> _Given task_:
Exactly as written, retype the listing below, omitting the pictures.

> _The input_:
----------
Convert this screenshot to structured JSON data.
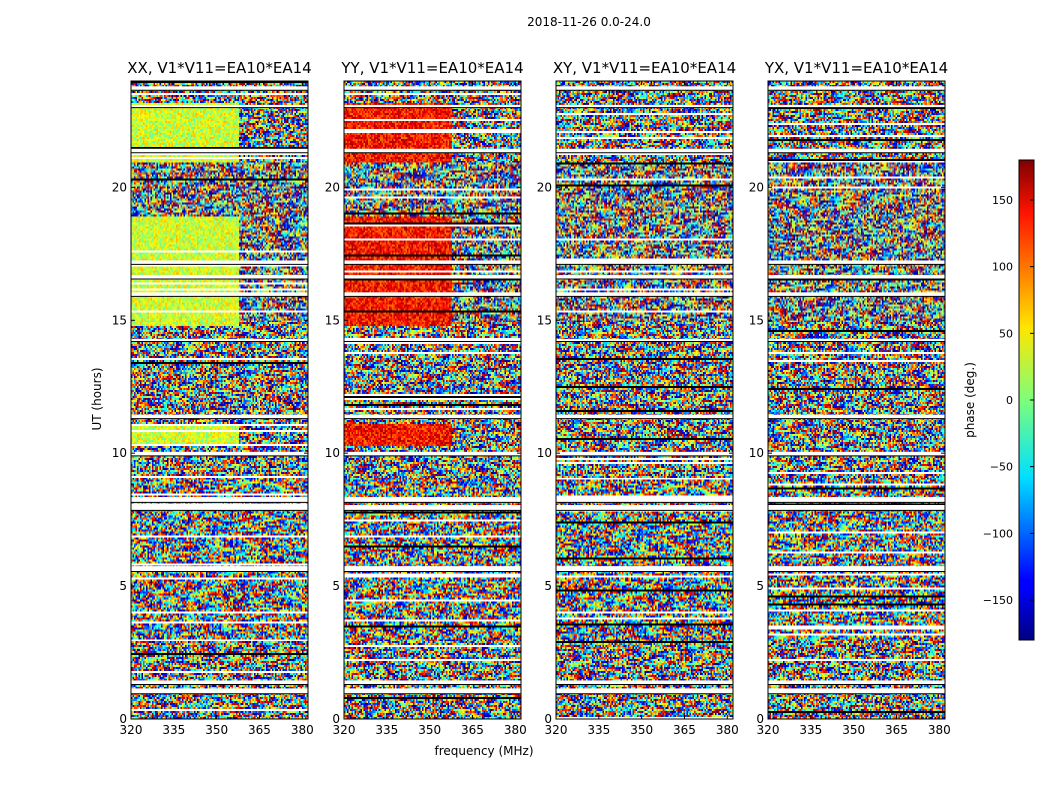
{
  "chart_data": {
    "type": "heatmap",
    "suptitle": "2018-11-26 0.0-24.0",
    "xlabel": "frequency (MHz)",
    "ylabel": "UT (hours)",
    "xlim": [
      320,
      382
    ],
    "ylim": [
      0,
      24
    ],
    "x_ticks": [
      320,
      335,
      350,
      365,
      380
    ],
    "y_ticks": [
      0,
      5,
      10,
      15,
      20
    ],
    "panels": [
      {
        "title": "XX, V1*V11=EA10*EA14",
        "coherent_phase": 30,
        "coherent_span_mhz": [
          320,
          358
        ]
      },
      {
        "title": "YY, V1*V11=EA10*EA14",
        "coherent_phase": 130,
        "coherent_span_mhz": [
          320,
          358
        ]
      },
      {
        "title": "XY, V1*V11=EA10*EA14",
        "coherent_phase": null,
        "coherent_span_mhz": null
      },
      {
        "title": "YX, V1*V11=EA10*EA14",
        "coherent_phase": null,
        "coherent_span_mhz": null
      }
    ],
    "colorbar": {
      "label": "phase (deg.)",
      "range": [
        -180,
        180
      ],
      "ticks": [
        150,
        100,
        50,
        0,
        -50,
        -100,
        -150
      ],
      "tick_labels": [
        "150",
        "100",
        "50",
        "0",
        "−50",
        "−100",
        "−150"
      ],
      "colormap": "jet"
    },
    "flagged_bands_ut": [
      [
        0.95,
        1.15
      ],
      [
        1.3,
        1.45
      ],
      [
        5.55,
        5.75
      ],
      [
        7.85,
        8.05
      ],
      [
        8.15,
        8.35
      ],
      [
        9.9,
        10.05
      ],
      [
        11.3,
        11.45
      ],
      [
        14.2,
        14.3
      ],
      [
        15.9,
        16.05
      ],
      [
        16.55,
        16.7
      ],
      [
        17.1,
        17.25
      ],
      [
        21.3,
        21.45
      ],
      [
        23.0,
        23.1
      ],
      [
        23.65,
        23.8
      ]
    ],
    "coherent_intervals_ut": [
      [
        10.3,
        11.1
      ],
      [
        14.8,
        18.2
      ],
      [
        18.0,
        18.9
      ],
      [
        20.9,
        23.2
      ]
    ]
  }
}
----------
> _Full output_:
Convert this screenshot to structured JSON data.
{
  "chart_data": {
    "type": "heatmap",
    "suptitle": "2018-11-26 0.0-24.0",
    "xlabel": "frequency (MHz)",
    "ylabel": "UT (hours)",
    "xlim": [
      320,
      382
    ],
    "ylim": [
      0,
      24
    ],
    "x_ticks": [
      320,
      335,
      350,
      365,
      380
    ],
    "y_ticks": [
      0,
      5,
      10,
      15,
      20
    ],
    "panels": [
      {
        "title": "XX, V1*V11=EA10*EA14",
        "coherent_phase": 30,
        "coherent_span_mhz": [
          320,
          358
        ]
      },
      {
        "title": "YY, V1*V11=EA10*EA14",
        "coherent_phase": 130,
        "coherent_span_mhz": [
          320,
          358
        ]
      },
      {
        "title": "XY, V1*V11=EA10*EA14",
        "coherent_phase": null,
        "coherent_span_mhz": null
      },
      {
        "title": "YX, V1*V11=EA10*EA14",
        "coherent_phase": null,
        "coherent_span_mhz": null
      }
    ],
    "colorbar": {
      "label": "phase (deg.)",
      "range": [
        -180,
        180
      ],
      "ticks": [
        150,
        100,
        50,
        0,
        -50,
        -100,
        -150
      ],
      "tick_labels": [
        "150",
        "100",
        "50",
        "0",
        "−50",
        "−100",
        "−150"
      ],
      "colormap": "jet"
    },
    "flagged_bands_ut": [
      [
        0.95,
        1.15
      ],
      [
        1.3,
        1.45
      ],
      [
        5.55,
        5.75
      ],
      [
        7.85,
        8.05
      ],
      [
        8.15,
        8.35
      ],
      [
        9.9,
        10.05
      ],
      [
        11.3,
        11.45
      ],
      [
        14.2,
        14.3
      ],
      [
        15.9,
        16.05
      ],
      [
        16.55,
        16.7
      ],
      [
        17.1,
        17.25
      ],
      [
        21.3,
        21.45
      ],
      [
        23.0,
        23.1
      ],
      [
        23.65,
        23.8
      ]
    ],
    "coherent_intervals_ut": [
      [
        10.3,
        11.1
      ],
      [
        14.8,
        18.2
      ],
      [
        18.0,
        18.9
      ],
      [
        20.9,
        23.2
      ]
    ]
  }
}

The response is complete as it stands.